◆ Data shown ◆
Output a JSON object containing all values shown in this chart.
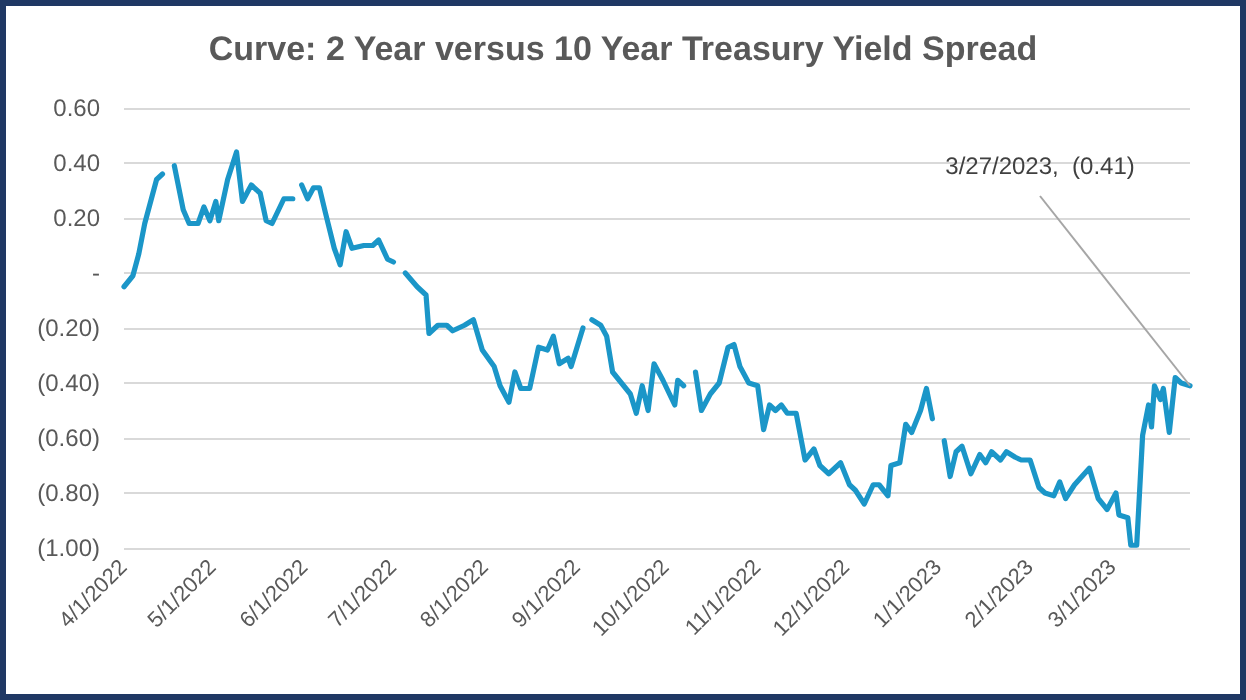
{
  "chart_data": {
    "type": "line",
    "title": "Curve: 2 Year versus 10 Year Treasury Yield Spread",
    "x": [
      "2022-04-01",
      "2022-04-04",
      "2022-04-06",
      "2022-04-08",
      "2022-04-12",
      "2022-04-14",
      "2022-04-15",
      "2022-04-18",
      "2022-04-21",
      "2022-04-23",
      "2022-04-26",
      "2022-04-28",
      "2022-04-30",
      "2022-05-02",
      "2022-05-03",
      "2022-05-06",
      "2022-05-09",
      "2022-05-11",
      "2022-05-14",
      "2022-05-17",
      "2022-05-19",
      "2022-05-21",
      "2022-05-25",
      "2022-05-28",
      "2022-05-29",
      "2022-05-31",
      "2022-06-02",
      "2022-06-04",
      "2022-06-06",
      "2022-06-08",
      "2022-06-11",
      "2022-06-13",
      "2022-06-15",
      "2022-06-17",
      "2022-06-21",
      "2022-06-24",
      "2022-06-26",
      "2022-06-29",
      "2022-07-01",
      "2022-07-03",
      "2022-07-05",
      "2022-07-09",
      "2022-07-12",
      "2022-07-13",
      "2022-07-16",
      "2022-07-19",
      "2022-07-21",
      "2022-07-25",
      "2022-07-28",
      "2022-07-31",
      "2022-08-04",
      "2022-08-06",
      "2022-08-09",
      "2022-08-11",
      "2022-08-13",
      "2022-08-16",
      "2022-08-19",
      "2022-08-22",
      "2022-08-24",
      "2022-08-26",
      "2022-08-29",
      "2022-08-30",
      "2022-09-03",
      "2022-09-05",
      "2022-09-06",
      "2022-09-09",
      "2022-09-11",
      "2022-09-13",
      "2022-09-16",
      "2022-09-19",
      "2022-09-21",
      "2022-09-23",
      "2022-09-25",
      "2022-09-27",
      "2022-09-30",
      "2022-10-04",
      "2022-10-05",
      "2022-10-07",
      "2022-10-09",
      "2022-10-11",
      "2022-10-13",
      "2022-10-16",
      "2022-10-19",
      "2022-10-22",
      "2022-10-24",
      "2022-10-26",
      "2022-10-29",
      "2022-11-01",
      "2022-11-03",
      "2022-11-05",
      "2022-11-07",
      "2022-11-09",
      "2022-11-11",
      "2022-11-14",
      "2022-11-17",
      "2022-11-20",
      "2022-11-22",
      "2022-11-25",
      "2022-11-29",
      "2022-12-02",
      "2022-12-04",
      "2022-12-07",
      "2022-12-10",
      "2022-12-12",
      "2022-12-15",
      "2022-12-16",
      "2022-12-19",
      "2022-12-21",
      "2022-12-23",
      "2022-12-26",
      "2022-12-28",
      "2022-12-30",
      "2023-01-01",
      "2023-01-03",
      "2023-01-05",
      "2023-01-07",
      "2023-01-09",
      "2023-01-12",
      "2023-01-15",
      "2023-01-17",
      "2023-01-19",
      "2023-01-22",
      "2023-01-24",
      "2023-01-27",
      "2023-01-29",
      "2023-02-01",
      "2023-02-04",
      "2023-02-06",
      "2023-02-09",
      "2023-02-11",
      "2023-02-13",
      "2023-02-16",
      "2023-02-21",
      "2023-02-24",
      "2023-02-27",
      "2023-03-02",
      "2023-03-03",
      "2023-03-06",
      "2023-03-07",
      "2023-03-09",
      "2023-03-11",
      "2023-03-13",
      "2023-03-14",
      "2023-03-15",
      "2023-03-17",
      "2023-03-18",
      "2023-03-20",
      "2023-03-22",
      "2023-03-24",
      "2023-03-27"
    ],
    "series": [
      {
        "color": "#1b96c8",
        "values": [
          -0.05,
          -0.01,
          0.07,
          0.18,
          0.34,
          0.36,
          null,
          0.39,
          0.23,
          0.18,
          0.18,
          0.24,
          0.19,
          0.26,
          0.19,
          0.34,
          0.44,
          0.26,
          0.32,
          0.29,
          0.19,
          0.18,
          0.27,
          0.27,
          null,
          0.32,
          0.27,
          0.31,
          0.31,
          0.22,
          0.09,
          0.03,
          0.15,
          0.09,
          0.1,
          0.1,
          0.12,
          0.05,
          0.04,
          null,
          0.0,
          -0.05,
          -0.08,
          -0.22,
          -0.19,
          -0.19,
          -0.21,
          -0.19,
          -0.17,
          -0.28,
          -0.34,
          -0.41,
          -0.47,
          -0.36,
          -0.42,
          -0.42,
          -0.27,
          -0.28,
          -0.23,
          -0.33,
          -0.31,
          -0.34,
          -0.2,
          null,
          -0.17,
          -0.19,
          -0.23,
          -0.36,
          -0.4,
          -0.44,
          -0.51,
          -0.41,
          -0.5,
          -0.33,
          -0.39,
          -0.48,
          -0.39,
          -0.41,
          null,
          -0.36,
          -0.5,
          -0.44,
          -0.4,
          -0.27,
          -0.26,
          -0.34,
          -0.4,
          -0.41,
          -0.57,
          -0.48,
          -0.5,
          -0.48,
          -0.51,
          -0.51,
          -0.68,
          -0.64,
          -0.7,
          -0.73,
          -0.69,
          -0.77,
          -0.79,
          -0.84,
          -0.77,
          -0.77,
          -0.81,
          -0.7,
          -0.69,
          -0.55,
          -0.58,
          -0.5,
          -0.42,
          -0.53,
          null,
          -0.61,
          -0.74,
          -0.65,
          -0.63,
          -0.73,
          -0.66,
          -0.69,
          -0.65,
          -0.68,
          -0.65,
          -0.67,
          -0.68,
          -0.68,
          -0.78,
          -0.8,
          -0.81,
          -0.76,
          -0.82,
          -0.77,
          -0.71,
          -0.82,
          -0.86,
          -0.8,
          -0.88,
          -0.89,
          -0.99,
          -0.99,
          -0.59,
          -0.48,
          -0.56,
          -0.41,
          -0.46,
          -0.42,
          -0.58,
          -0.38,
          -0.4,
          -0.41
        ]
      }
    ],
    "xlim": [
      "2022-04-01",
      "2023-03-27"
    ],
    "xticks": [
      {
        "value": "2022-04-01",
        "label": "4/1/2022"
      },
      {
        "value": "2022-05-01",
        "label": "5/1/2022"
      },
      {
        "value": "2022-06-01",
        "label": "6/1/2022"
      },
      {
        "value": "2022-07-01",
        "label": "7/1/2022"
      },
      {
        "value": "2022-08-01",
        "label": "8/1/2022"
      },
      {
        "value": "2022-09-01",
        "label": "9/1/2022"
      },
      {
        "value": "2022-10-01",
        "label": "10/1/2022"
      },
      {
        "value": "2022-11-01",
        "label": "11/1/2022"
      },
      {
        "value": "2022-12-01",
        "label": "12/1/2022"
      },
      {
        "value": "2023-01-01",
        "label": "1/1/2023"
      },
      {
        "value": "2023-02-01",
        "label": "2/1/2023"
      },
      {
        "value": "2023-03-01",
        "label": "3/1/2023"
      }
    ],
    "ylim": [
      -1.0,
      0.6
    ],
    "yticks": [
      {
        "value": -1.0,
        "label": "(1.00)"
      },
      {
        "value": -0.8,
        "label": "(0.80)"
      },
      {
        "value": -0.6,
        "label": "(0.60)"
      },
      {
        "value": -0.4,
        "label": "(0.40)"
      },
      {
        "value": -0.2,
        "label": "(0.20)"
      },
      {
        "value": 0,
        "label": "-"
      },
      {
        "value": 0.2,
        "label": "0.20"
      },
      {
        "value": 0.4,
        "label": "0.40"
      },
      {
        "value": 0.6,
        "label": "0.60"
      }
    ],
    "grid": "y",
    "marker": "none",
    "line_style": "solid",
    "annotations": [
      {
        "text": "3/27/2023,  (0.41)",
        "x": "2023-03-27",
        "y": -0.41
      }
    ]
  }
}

◆ Aim of the task ◆
Omit the pictures and reproduce the listing exactly.

◆ Result of this task ◆
Output a JSON object containing all values shown in this chart.
{
  "chart_data": {
    "type": "line",
    "title": "Curve: 2 Year versus 10 Year Treasury Yield Spread",
    "x": [
      "2022-04-01",
      "2022-04-04",
      "2022-04-06",
      "2022-04-08",
      "2022-04-12",
      "2022-04-14",
      "2022-04-15",
      "2022-04-18",
      "2022-04-21",
      "2022-04-23",
      "2022-04-26",
      "2022-04-28",
      "2022-04-30",
      "2022-05-02",
      "2022-05-03",
      "2022-05-06",
      "2022-05-09",
      "2022-05-11",
      "2022-05-14",
      "2022-05-17",
      "2022-05-19",
      "2022-05-21",
      "2022-05-25",
      "2022-05-28",
      "2022-05-29",
      "2022-05-31",
      "2022-06-02",
      "2022-06-04",
      "2022-06-06",
      "2022-06-08",
      "2022-06-11",
      "2022-06-13",
      "2022-06-15",
      "2022-06-17",
      "2022-06-21",
      "2022-06-24",
      "2022-06-26",
      "2022-06-29",
      "2022-07-01",
      "2022-07-03",
      "2022-07-05",
      "2022-07-09",
      "2022-07-12",
      "2022-07-13",
      "2022-07-16",
      "2022-07-19",
      "2022-07-21",
      "2022-07-25",
      "2022-07-28",
      "2022-07-31",
      "2022-08-04",
      "2022-08-06",
      "2022-08-09",
      "2022-08-11",
      "2022-08-13",
      "2022-08-16",
      "2022-08-19",
      "2022-08-22",
      "2022-08-24",
      "2022-08-26",
      "2022-08-29",
      "2022-08-30",
      "2022-09-03",
      "2022-09-05",
      "2022-09-06",
      "2022-09-09",
      "2022-09-11",
      "2022-09-13",
      "2022-09-16",
      "2022-09-19",
      "2022-09-21",
      "2022-09-23",
      "2022-09-25",
      "2022-09-27",
      "2022-09-30",
      "2022-10-04",
      "2022-10-05",
      "2022-10-07",
      "2022-10-09",
      "2022-10-11",
      "2022-10-13",
      "2022-10-16",
      "2022-10-19",
      "2022-10-22",
      "2022-10-24",
      "2022-10-26",
      "2022-10-29",
      "2022-11-01",
      "2022-11-03",
      "2022-11-05",
      "2022-11-07",
      "2022-11-09",
      "2022-11-11",
      "2022-11-14",
      "2022-11-17",
      "2022-11-20",
      "2022-11-22",
      "2022-11-25",
      "2022-11-29",
      "2022-12-02",
      "2022-12-04",
      "2022-12-07",
      "2022-12-10",
      "2022-12-12",
      "2022-12-15",
      "2022-12-16",
      "2022-12-19",
      "2022-12-21",
      "2022-12-23",
      "2022-12-26",
      "2022-12-28",
      "2022-12-30",
      "2023-01-01",
      "2023-01-03",
      "2023-01-05",
      "2023-01-07",
      "2023-01-09",
      "2023-01-12",
      "2023-01-15",
      "2023-01-17",
      "2023-01-19",
      "2023-01-22",
      "2023-01-24",
      "2023-01-27",
      "2023-01-29",
      "2023-02-01",
      "2023-02-04",
      "2023-02-06",
      "2023-02-09",
      "2023-02-11",
      "2023-02-13",
      "2023-02-16",
      "2023-02-21",
      "2023-02-24",
      "2023-02-27",
      "2023-03-02",
      "2023-03-03",
      "2023-03-06",
      "2023-03-07",
      "2023-03-09",
      "2023-03-11",
      "2023-03-13",
      "2023-03-14",
      "2023-03-15",
      "2023-03-17",
      "2023-03-18",
      "2023-03-20",
      "2023-03-22",
      "2023-03-24",
      "2023-03-27"
    ],
    "series": [
      {
        "color": "#1b96c8",
        "values": [
          -0.05,
          -0.01,
          0.07,
          0.18,
          0.34,
          0.36,
          null,
          0.39,
          0.23,
          0.18,
          0.18,
          0.24,
          0.19,
          0.26,
          0.19,
          0.34,
          0.44,
          0.26,
          0.32,
          0.29,
          0.19,
          0.18,
          0.27,
          0.27,
          null,
          0.32,
          0.27,
          0.31,
          0.31,
          0.22,
          0.09,
          0.03,
          0.15,
          0.09,
          0.1,
          0.1,
          0.12,
          0.05,
          0.04,
          null,
          0.0,
          -0.05,
          -0.08,
          -0.22,
          -0.19,
          -0.19,
          -0.21,
          -0.19,
          -0.17,
          -0.28,
          -0.34,
          -0.41,
          -0.47,
          -0.36,
          -0.42,
          -0.42,
          -0.27,
          -0.28,
          -0.23,
          -0.33,
          -0.31,
          -0.34,
          -0.2,
          null,
          -0.17,
          -0.19,
          -0.23,
          -0.36,
          -0.4,
          -0.44,
          -0.51,
          -0.41,
          -0.5,
          -0.33,
          -0.39,
          -0.48,
          -0.39,
          -0.41,
          null,
          -0.36,
          -0.5,
          -0.44,
          -0.4,
          -0.27,
          -0.26,
          -0.34,
          -0.4,
          -0.41,
          -0.57,
          -0.48,
          -0.5,
          -0.48,
          -0.51,
          -0.51,
          -0.68,
          -0.64,
          -0.7,
          -0.73,
          -0.69,
          -0.77,
          -0.79,
          -0.84,
          -0.77,
          -0.77,
          -0.81,
          -0.7,
          -0.69,
          -0.55,
          -0.58,
          -0.5,
          -0.42,
          -0.53,
          null,
          -0.61,
          -0.74,
          -0.65,
          -0.63,
          -0.73,
          -0.66,
          -0.69,
          -0.65,
          -0.68,
          -0.65,
          -0.67,
          -0.68,
          -0.68,
          -0.78,
          -0.8,
          -0.81,
          -0.76,
          -0.82,
          -0.77,
          -0.71,
          -0.82,
          -0.86,
          -0.8,
          -0.88,
          -0.89,
          -0.99,
          -0.99,
          -0.59,
          -0.48,
          -0.56,
          -0.41,
          -0.46,
          -0.42,
          -0.58,
          -0.38,
          -0.4,
          -0.41
        ]
      }
    ],
    "xlim": [
      "2022-04-01",
      "2023-03-27"
    ],
    "xticks": [
      {
        "value": "2022-04-01",
        "label": "4/1/2022"
      },
      {
        "value": "2022-05-01",
        "label": "5/1/2022"
      },
      {
        "value": "2022-06-01",
        "label": "6/1/2022"
      },
      {
        "value": "2022-07-01",
        "label": "7/1/2022"
      },
      {
        "value": "2022-08-01",
        "label": "8/1/2022"
      },
      {
        "value": "2022-09-01",
        "label": "9/1/2022"
      },
      {
        "value": "2022-10-01",
        "label": "10/1/2022"
      },
      {
        "value": "2022-11-01",
        "label": "11/1/2022"
      },
      {
        "value": "2022-12-01",
        "label": "12/1/2022"
      },
      {
        "value": "2023-01-01",
        "label": "1/1/2023"
      },
      {
        "value": "2023-02-01",
        "label": "2/1/2023"
      },
      {
        "value": "2023-03-01",
        "label": "3/1/2023"
      }
    ],
    "ylim": [
      -1.0,
      0.6
    ],
    "yticks": [
      {
        "value": -1.0,
        "label": "(1.00)"
      },
      {
        "value": -0.8,
        "label": "(0.80)"
      },
      {
        "value": -0.6,
        "label": "(0.60)"
      },
      {
        "value": -0.4,
        "label": "(0.40)"
      },
      {
        "value": -0.2,
        "label": "(0.20)"
      },
      {
        "value": 0,
        "label": "-"
      },
      {
        "value": 0.2,
        "label": "0.20"
      },
      {
        "value": 0.4,
        "label": "0.40"
      },
      {
        "value": 0.6,
        "label": "0.60"
      }
    ],
    "grid": "y",
    "marker": "none",
    "line_style": "solid",
    "annotations": [
      {
        "text": "3/27/2023,  (0.41)",
        "x": "2023-03-27",
        "y": -0.41
      }
    ]
  }
}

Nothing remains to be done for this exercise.